* PROBLEM TO SOLVE *
Copy out every line of the records below, word for word and character for character.

* LISTING *
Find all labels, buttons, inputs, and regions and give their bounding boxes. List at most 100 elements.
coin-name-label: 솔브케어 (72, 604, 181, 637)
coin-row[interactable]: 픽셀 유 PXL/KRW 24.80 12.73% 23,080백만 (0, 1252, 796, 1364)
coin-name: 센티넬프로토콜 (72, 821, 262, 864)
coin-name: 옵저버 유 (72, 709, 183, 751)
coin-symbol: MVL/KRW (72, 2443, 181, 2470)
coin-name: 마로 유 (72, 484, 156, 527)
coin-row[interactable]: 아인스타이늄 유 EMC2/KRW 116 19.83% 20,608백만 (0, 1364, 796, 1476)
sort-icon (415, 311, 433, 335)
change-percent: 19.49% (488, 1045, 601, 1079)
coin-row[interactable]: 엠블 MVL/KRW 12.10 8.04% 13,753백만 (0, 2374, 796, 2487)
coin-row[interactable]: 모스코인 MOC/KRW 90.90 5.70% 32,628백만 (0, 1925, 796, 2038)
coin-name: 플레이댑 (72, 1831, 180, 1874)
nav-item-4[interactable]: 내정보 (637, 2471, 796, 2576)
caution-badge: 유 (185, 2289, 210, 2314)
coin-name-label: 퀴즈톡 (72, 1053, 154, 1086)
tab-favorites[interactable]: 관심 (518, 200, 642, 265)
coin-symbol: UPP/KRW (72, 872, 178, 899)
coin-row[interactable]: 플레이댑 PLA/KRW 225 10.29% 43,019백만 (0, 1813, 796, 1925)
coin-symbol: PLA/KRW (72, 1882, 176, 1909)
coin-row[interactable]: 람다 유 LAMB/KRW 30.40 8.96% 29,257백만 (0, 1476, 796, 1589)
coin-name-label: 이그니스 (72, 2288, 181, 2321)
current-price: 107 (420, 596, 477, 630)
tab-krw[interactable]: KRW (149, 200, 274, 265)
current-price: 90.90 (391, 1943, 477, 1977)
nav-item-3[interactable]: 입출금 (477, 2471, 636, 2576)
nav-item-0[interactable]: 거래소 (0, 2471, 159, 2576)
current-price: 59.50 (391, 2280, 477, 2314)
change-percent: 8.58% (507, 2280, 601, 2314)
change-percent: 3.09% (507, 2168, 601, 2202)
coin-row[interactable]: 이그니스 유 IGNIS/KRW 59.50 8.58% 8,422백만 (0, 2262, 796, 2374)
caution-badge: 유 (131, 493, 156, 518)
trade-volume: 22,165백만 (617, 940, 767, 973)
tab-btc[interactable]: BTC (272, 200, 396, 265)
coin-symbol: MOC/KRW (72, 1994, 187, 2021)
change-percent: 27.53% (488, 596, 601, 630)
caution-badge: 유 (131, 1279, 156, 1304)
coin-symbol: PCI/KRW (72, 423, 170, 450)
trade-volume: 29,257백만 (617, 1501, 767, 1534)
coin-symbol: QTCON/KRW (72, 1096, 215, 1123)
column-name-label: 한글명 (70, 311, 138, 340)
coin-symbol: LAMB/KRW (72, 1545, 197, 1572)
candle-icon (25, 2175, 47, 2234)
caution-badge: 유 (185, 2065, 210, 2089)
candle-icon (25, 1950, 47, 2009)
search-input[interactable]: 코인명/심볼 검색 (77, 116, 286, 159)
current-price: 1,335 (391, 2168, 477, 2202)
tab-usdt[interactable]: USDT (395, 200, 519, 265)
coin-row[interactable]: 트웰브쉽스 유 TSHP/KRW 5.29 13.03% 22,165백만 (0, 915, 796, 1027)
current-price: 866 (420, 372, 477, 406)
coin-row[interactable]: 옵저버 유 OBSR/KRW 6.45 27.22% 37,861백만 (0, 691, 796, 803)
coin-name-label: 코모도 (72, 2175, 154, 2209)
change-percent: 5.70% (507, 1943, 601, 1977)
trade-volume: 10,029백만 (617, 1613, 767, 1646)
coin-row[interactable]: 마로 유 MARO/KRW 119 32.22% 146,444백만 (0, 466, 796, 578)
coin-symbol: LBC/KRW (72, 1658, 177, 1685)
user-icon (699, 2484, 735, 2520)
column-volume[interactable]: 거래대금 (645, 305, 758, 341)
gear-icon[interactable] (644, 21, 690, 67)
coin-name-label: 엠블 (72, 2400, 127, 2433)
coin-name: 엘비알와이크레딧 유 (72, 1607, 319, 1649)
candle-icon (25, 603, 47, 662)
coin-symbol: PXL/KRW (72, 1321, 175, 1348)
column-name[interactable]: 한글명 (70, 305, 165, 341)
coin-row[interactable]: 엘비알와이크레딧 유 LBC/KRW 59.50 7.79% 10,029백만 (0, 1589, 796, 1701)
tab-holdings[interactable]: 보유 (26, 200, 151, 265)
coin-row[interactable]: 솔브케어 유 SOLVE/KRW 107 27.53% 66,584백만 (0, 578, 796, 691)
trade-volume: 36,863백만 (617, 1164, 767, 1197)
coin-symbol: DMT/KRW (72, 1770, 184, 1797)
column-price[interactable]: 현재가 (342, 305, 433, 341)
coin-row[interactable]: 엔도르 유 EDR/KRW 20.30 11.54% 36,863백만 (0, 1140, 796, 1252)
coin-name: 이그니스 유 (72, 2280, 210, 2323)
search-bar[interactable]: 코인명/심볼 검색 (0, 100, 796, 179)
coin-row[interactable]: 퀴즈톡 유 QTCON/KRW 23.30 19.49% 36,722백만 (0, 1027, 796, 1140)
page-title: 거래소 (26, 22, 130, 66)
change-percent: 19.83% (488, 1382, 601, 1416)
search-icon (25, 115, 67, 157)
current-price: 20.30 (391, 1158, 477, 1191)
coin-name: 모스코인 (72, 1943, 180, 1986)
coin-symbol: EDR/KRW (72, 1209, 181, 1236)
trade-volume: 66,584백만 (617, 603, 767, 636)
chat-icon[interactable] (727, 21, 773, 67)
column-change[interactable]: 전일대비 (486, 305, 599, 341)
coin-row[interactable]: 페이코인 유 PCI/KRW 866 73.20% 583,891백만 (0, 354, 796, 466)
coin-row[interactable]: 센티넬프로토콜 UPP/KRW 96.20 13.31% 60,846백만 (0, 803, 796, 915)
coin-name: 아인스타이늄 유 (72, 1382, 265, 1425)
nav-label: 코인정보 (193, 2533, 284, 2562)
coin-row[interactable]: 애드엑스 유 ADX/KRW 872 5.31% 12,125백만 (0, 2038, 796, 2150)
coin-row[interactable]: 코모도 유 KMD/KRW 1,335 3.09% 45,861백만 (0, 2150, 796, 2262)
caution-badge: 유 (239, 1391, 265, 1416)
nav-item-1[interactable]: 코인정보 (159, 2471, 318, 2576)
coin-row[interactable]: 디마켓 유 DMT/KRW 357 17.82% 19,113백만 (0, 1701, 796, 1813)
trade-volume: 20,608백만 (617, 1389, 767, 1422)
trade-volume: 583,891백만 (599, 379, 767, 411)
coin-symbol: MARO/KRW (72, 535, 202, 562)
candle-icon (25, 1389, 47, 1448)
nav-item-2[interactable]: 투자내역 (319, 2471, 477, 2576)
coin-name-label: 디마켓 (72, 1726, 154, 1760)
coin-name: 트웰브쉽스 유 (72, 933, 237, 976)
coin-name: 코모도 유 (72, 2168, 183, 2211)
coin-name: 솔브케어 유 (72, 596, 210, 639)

* RIGHT ANSWER *
Find all labels, buttons, inputs, and regions and give their bounding boxes. List at most 100 elements.
coin-name-label: 솔브케어 (72, 604, 181, 637)
coin-row[interactable]: 픽셀 유 PXL/KRW 24.80 12.73% 23,080백만 (0, 1252, 796, 1364)
coin-name: 센티넬프로토콜 (72, 821, 262, 864)
coin-name: 옵저버 유 (72, 709, 183, 751)
coin-symbol: MVL/KRW (72, 2443, 181, 2470)
coin-name: 마로 유 (72, 484, 156, 527)
coin-row[interactable]: 아인스타이늄 유 EMC2/KRW 116 19.83% 20,608백만 (0, 1364, 796, 1476)
sort-icon (415, 311, 433, 335)
change-percent: 19.49% (488, 1045, 601, 1079)
coin-row[interactable]: 엠블 MVL/KRW 12.10 8.04% 13,753백만 (0, 2374, 796, 2487)
coin-row[interactable]: 모스코인 MOC/KRW 90.90 5.70% 32,628백만 (0, 1925, 796, 2038)
coin-name: 플레이댑 (72, 1831, 180, 1874)
nav-item-4[interactable]: 내정보 (637, 2471, 796, 2576)
caution-badge: 유 (185, 2289, 210, 2314)
coin-name-label: 퀴즈톡 (72, 1053, 154, 1086)
tab-favorites[interactable]: 관심 (518, 200, 642, 265)
coin-symbol: UPP/KRW (72, 872, 178, 899)
coin-row[interactable]: 플레이댑 PLA/KRW 225 10.29% 43,019백만 (0, 1813, 796, 1925)
coin-symbol: PLA/KRW (72, 1882, 176, 1909)
coin-row[interactable]: 람다 유 LAMB/KRW 30.40 8.96% 29,257백만 (0, 1476, 796, 1589)
coin-name-label: 이그니스 (72, 2288, 181, 2321)
current-price: 107 (420, 596, 477, 630)
tab-krw[interactable]: KRW (149, 200, 274, 265)
current-price: 90.90 (391, 1943, 477, 1977)
nav-item-3[interactable]: 입출금 (477, 2471, 636, 2576)
nav-item-0[interactable]: 거래소 (0, 2471, 159, 2576)
current-price: 59.50 (391, 2280, 477, 2314)
change-percent: 8.58% (507, 2280, 601, 2314)
change-percent: 3.09% (507, 2168, 601, 2202)
coin-row[interactable]: 이그니스 유 IGNIS/KRW 59.50 8.58% 8,422백만 (0, 2262, 796, 2374)
caution-badge: 유 (131, 493, 156, 518)
trade-volume: 22,165백만 (617, 940, 767, 973)
tab-btc[interactable]: BTC (272, 200, 396, 265)
coin-symbol: MOC/KRW (72, 1994, 187, 2021)
change-percent: 27.53% (488, 596, 601, 630)
caution-badge: 유 (131, 1279, 156, 1304)
coin-symbol: PCI/KRW (72, 423, 170, 450)
trade-volume: 29,257백만 (617, 1501, 767, 1534)
coin-symbol: QTCON/KRW (72, 1096, 215, 1123)
column-name-label: 한글명 (70, 311, 138, 340)
coin-symbol: LAMB/KRW (72, 1545, 197, 1572)
candle-icon (25, 2175, 47, 2234)
caution-badge: 유 (185, 2065, 210, 2089)
candle-icon (25, 1950, 47, 2009)
search-input[interactable]: 코인명/심볼 검색 (77, 116, 286, 159)
current-price: 1,335 (391, 2168, 477, 2202)
tab-usdt[interactable]: USDT (395, 200, 519, 265)
coin-row[interactable]: 트웰브쉽스 유 TSHP/KRW 5.29 13.03% 22,165백만 (0, 915, 796, 1027)
current-price: 866 (420, 372, 477, 406)
coin-row[interactable]: 옵저버 유 OBSR/KRW 6.45 27.22% 37,861백만 (0, 691, 796, 803)
coin-name-label: 코모도 (72, 2175, 154, 2209)
change-percent: 5.70% (507, 1943, 601, 1977)
trade-volume: 10,029백만 (617, 1613, 767, 1646)
coin-row[interactable]: 마로 유 MARO/KRW 119 32.22% 146,444백만 (0, 466, 796, 578)
coin-symbol: LBC/KRW (72, 1658, 177, 1685)
user-icon (699, 2484, 735, 2520)
column-volume[interactable]: 거래대금 (645, 305, 758, 341)
gear-icon[interactable] (644, 21, 690, 67)
coin-name-label: 엠블 (72, 2400, 127, 2433)
coin-name: 엘비알와이크레딧 유 (72, 1607, 319, 1649)
candle-icon (25, 603, 47, 662)
coin-symbol: PXL/KRW (72, 1321, 175, 1348)
column-name[interactable]: 한글명 (70, 305, 165, 341)
coin-row[interactable]: 엘비알와이크레딧 유 LBC/KRW 59.50 7.79% 10,029백만 (0, 1589, 796, 1701)
tab-holdings[interactable]: 보유 (26, 200, 151, 265)
coin-row[interactable]: 솔브케어 유 SOLVE/KRW 107 27.53% 66,584백만 (0, 578, 796, 691)
trade-volume: 36,863백만 (617, 1164, 767, 1197)
coin-symbol: DMT/KRW (72, 1770, 184, 1797)
column-price[interactable]: 현재가 (342, 305, 433, 341)
coin-row[interactable]: 엔도르 유 EDR/KRW 20.30 11.54% 36,863백만 (0, 1140, 796, 1252)
coin-name: 이그니스 유 (72, 2280, 210, 2323)
search-bar[interactable]: 코인명/심볼 검색 (0, 100, 796, 179)
coin-row[interactable]: 퀴즈톡 유 QTCON/KRW 23.30 19.49% 36,722백만 (0, 1027, 796, 1140)
page-title: 거래소 (26, 22, 130, 66)
change-percent: 19.83% (488, 1382, 601, 1416)
search-icon (25, 115, 67, 157)
current-price: 20.30 (391, 1158, 477, 1191)
coin-name: 모스코인 (72, 1943, 180, 1986)
coin-symbol: EDR/KRW (72, 1209, 181, 1236)
trade-volume: 66,584백만 (617, 603, 767, 636)
chat-icon[interactable] (727, 21, 773, 67)
column-change[interactable]: 전일대비 (486, 305, 599, 341)
coin-row[interactable]: 페이코인 유 PCI/KRW 866 73.20% 583,891백만 (0, 354, 796, 466)
coin-row[interactable]: 센티넬프로토콜 UPP/KRW 96.20 13.31% 60,846백만 (0, 803, 796, 915)
coin-name: 아인스타이늄 유 (72, 1382, 265, 1425)
nav-label: 코인정보 (193, 2533, 284, 2562)
coin-row[interactable]: 애드엑스 유 ADX/KRW 872 5.31% 12,125백만 (0, 2038, 796, 2150)
coin-row[interactable]: 코모도 유 KMD/KRW 1,335 3.09% 45,861백만 (0, 2150, 796, 2262)
caution-badge: 유 (239, 1391, 265, 1416)
nav-item-1[interactable]: 코인정보 (159, 2471, 318, 2576)
coin-row[interactable]: 디마켓 유 DMT/KRW 357 17.82% 19,113백만 (0, 1701, 796, 1813)
trade-volume: 20,608백만 (617, 1389, 767, 1422)
trade-volume: 583,891백만 (599, 379, 767, 411)
coin-symbol: MARO/KRW (72, 535, 202, 562)
candle-icon (25, 1389, 47, 1448)
nav-item-2[interactable]: 투자내역 (319, 2471, 477, 2576)
coin-name-label: 디마켓 (72, 1726, 154, 1760)
coin-name: 트웰브쉽스 유 (72, 933, 237, 976)
coin-name: 코모도 유 (72, 2168, 183, 2211)
coin-name: 솔브케어 유 (72, 596, 210, 639)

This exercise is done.